Count the lines that include the string "Spesenordnung", and give only that number.

────

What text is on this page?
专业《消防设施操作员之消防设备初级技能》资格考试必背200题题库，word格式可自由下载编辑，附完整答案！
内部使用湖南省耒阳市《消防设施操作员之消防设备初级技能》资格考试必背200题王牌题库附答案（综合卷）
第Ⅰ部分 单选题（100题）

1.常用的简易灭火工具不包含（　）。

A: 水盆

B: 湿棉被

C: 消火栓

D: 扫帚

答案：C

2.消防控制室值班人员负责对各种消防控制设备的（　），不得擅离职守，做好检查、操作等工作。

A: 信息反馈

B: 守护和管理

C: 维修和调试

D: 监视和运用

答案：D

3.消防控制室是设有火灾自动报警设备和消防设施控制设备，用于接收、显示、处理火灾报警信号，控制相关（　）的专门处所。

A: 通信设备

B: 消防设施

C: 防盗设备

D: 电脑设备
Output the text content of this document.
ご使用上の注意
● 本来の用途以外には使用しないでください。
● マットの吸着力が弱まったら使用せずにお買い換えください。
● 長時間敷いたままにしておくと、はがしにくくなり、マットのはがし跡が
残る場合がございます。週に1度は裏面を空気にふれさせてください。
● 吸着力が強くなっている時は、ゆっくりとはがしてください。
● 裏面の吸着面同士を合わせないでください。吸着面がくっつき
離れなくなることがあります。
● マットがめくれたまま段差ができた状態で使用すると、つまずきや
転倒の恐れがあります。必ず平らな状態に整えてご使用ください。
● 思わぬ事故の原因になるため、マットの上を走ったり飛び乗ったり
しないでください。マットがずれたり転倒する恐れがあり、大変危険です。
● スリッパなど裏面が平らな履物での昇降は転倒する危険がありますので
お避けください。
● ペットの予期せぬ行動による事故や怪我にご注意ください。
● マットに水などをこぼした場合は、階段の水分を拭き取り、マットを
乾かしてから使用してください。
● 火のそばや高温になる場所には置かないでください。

────

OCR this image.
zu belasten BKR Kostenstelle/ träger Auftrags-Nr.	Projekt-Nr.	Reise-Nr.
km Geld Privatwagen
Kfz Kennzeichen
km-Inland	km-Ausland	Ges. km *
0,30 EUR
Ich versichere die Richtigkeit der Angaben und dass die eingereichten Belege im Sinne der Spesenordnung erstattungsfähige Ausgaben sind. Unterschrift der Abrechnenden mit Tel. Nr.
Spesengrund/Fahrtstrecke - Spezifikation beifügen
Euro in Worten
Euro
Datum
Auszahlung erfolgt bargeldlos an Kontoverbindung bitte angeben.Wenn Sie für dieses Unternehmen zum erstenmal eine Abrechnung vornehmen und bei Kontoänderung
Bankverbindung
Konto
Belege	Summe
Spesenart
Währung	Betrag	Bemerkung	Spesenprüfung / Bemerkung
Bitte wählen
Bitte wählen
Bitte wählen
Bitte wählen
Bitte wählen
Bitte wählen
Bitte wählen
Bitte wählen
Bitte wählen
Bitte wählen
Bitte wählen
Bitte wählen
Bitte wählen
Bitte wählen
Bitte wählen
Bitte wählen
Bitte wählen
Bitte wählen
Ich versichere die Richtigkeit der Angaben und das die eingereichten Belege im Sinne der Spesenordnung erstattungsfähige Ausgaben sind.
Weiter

────

## [Answer to the problem]
2